■ Problem to work on ■
Output all the entries word for word. Omit the pictures.

■ Provided data ■

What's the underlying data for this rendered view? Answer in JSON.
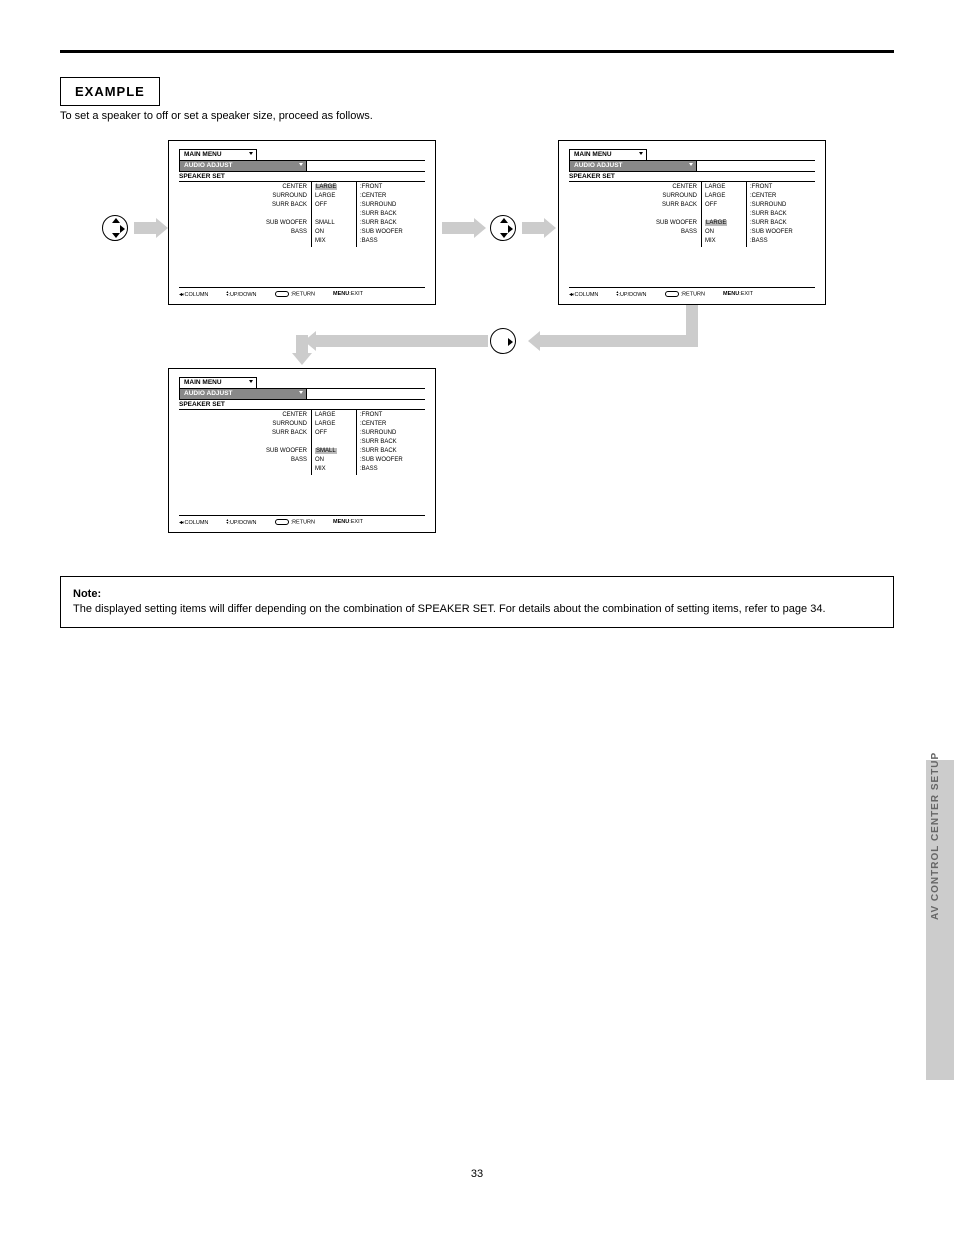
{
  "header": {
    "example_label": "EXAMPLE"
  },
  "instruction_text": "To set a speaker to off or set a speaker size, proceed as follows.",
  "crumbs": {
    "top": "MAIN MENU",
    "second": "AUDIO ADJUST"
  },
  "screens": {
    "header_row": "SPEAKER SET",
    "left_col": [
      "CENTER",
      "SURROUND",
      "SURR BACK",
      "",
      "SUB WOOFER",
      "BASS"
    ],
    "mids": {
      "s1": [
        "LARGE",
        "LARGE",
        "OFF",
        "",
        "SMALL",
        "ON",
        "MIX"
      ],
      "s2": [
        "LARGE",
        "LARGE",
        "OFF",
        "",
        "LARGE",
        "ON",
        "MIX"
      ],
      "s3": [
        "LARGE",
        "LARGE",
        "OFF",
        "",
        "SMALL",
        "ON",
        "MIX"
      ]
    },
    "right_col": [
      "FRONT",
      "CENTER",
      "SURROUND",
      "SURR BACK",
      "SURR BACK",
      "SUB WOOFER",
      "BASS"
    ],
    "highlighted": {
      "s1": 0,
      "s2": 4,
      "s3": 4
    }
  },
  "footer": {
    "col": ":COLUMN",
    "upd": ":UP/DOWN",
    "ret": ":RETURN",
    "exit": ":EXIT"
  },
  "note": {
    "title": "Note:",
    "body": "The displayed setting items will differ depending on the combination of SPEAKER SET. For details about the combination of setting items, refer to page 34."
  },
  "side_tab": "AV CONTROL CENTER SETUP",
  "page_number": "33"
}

■ Exercise output ■
What's the underlying data for this rendered view? Answer in JSON.
{
  "header": {
    "example_label": "EXAMPLE"
  },
  "instruction_text": "To set a speaker to off or set a speaker size, proceed as follows.",
  "crumbs": {
    "top": "MAIN MENU",
    "second": "AUDIO ADJUST"
  },
  "screens": {
    "header_row": "SPEAKER SET",
    "left_col": [
      "CENTER",
      "SURROUND",
      "SURR BACK",
      "",
      "SUB WOOFER",
      "BASS"
    ],
    "mids": {
      "s1": [
        "LARGE",
        "LARGE",
        "OFF",
        "",
        "SMALL",
        "ON",
        "MIX"
      ],
      "s2": [
        "LARGE",
        "LARGE",
        "OFF",
        "",
        "LARGE",
        "ON",
        "MIX"
      ],
      "s3": [
        "LARGE",
        "LARGE",
        "OFF",
        "",
        "SMALL",
        "ON",
        "MIX"
      ]
    },
    "right_col": [
      "FRONT",
      "CENTER",
      "SURROUND",
      "SURR BACK",
      "SURR BACK",
      "SUB WOOFER",
      "BASS"
    ],
    "highlighted": {
      "s1": 0,
      "s2": 4,
      "s3": 4
    }
  },
  "footer": {
    "col": ":COLUMN",
    "upd": ":UP/DOWN",
    "ret": ":RETURN",
    "exit": ":EXIT"
  },
  "note": {
    "title": "Note:",
    "body": "The displayed setting items will differ depending on the combination of SPEAKER SET. For details about the combination of setting items, refer to page 34."
  },
  "side_tab": "AV CONTROL CENTER SETUP",
  "page_number": "33"
}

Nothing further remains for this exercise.